Collection entries:
──────────────────────────────
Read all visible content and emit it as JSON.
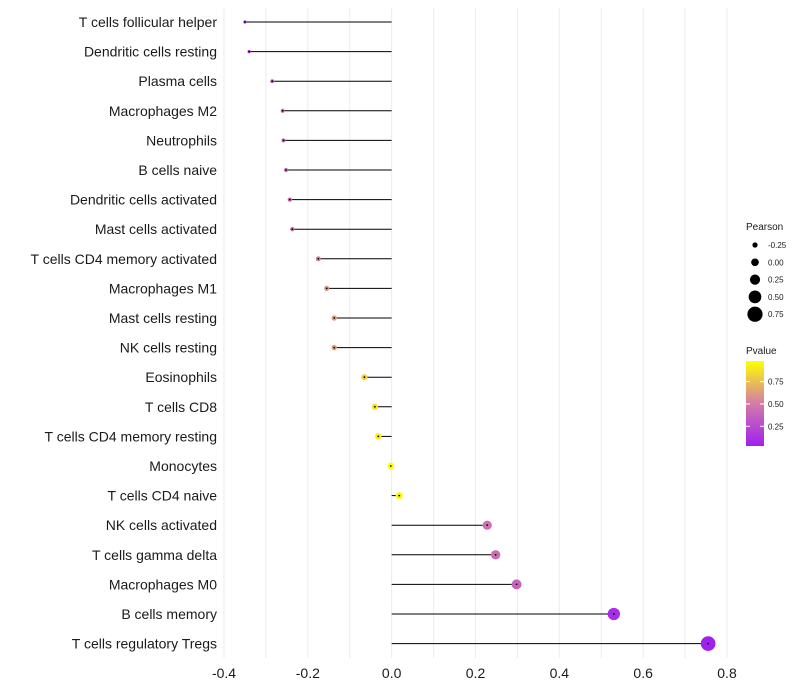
{
  "chart_data": {
    "type": "lollipop",
    "title": "",
    "xlabel": "",
    "ylabel": "",
    "xlim": [
      -0.4,
      0.8
    ],
    "xticks": [
      -0.4,
      -0.2,
      0.0,
      0.2,
      0.4,
      0.6,
      0.8
    ],
    "xtick_labels": [
      "-0.4",
      "-0.2",
      "0.0",
      "0.2",
      "0.4",
      "0.6",
      "0.8"
    ],
    "grid": true,
    "categories": [
      "T cells follicular helper",
      "Dendritic cells resting",
      "Plasma cells",
      "Macrophages M2",
      "Neutrophils",
      "B cells naive",
      "Dendritic cells activated",
      "Mast cells activated",
      "T cells CD4 memory activated",
      "Macrophages M1",
      "Mast cells resting",
      "NK cells resting",
      "Eosinophils",
      "T cells CD8",
      "T cells CD4 memory resting",
      "Monocytes",
      "T cells CD4 naive",
      "NK cells activated",
      "T cells gamma delta",
      "Macrophages M0",
      "B cells memory",
      "T cells regulatory  Tregs"
    ],
    "pearson": [
      -0.35,
      -0.34,
      -0.285,
      -0.26,
      -0.258,
      -0.252,
      -0.243,
      -0.237,
      -0.175,
      -0.155,
      -0.137,
      -0.137,
      -0.065,
      -0.04,
      -0.032,
      -0.002,
      0.018,
      0.228,
      0.248,
      0.298,
      0.53,
      0.755
    ],
    "pvalue": [
      0.15,
      0.2,
      0.38,
      0.42,
      0.4,
      0.42,
      0.43,
      0.45,
      0.55,
      0.6,
      0.62,
      0.62,
      0.82,
      0.88,
      0.91,
      0.98,
      0.95,
      0.45,
      0.43,
      0.38,
      0.1,
      0.03
    ],
    "legend_size": {
      "title": "Pearson",
      "values": [
        -0.25,
        0.0,
        0.25,
        0.5,
        0.75
      ],
      "labels": [
        "-0.25",
        "0.00",
        "0.25",
        "0.50",
        "0.75"
      ],
      "position": "right"
    },
    "legend_color": {
      "title": "Pvalue",
      "values": [
        0.75,
        0.5,
        0.25
      ],
      "labels": [
        "0.75",
        "0.50",
        "0.25"
      ],
      "range": [
        0.03,
        0.98
      ],
      "low_color": "#a020f0",
      "mid_color": "#d37ca8",
      "high_color": "#ffff00",
      "position": "right"
    }
  }
}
──────────────────────────────
WORK TO COMPLETE: Each line above is to be duplicated exactly, and the pictures are to be omitted.

SOLUTION TO THE EXERCISE:
Read all visible content and emit it as JSON.
{
  "chart_data": {
    "type": "lollipop",
    "title": "",
    "xlabel": "",
    "ylabel": "",
    "xlim": [
      -0.4,
      0.8
    ],
    "xticks": [
      -0.4,
      -0.2,
      0.0,
      0.2,
      0.4,
      0.6,
      0.8
    ],
    "xtick_labels": [
      "-0.4",
      "-0.2",
      "0.0",
      "0.2",
      "0.4",
      "0.6",
      "0.8"
    ],
    "grid": true,
    "categories": [
      "T cells follicular helper",
      "Dendritic cells resting",
      "Plasma cells",
      "Macrophages M2",
      "Neutrophils",
      "B cells naive",
      "Dendritic cells activated",
      "Mast cells activated",
      "T cells CD4 memory activated",
      "Macrophages M1",
      "Mast cells resting",
      "NK cells resting",
      "Eosinophils",
      "T cells CD8",
      "T cells CD4 memory resting",
      "Monocytes",
      "T cells CD4 naive",
      "NK cells activated",
      "T cells gamma delta",
      "Macrophages M0",
      "B cells memory",
      "T cells regulatory  Tregs"
    ],
    "pearson": [
      -0.35,
      -0.34,
      -0.285,
      -0.26,
      -0.258,
      -0.252,
      -0.243,
      -0.237,
      -0.175,
      -0.155,
      -0.137,
      -0.137,
      -0.065,
      -0.04,
      -0.032,
      -0.002,
      0.018,
      0.228,
      0.248,
      0.298,
      0.53,
      0.755
    ],
    "pvalue": [
      0.15,
      0.2,
      0.38,
      0.42,
      0.4,
      0.42,
      0.43,
      0.45,
      0.55,
      0.6,
      0.62,
      0.62,
      0.82,
      0.88,
      0.91,
      0.98,
      0.95,
      0.45,
      0.43,
      0.38,
      0.1,
      0.03
    ],
    "legend_size": {
      "title": "Pearson",
      "values": [
        -0.25,
        0.0,
        0.25,
        0.5,
        0.75
      ],
      "labels": [
        "-0.25",
        "0.00",
        "0.25",
        "0.50",
        "0.75"
      ],
      "position": "right"
    },
    "legend_color": {
      "title": "Pvalue",
      "values": [
        0.75,
        0.5,
        0.25
      ],
      "labels": [
        "0.75",
        "0.50",
        "0.25"
      ],
      "range": [
        0.03,
        0.98
      ],
      "low_color": "#a020f0",
      "mid_color": "#d37ca8",
      "high_color": "#ffff00",
      "position": "right"
    }
  }
}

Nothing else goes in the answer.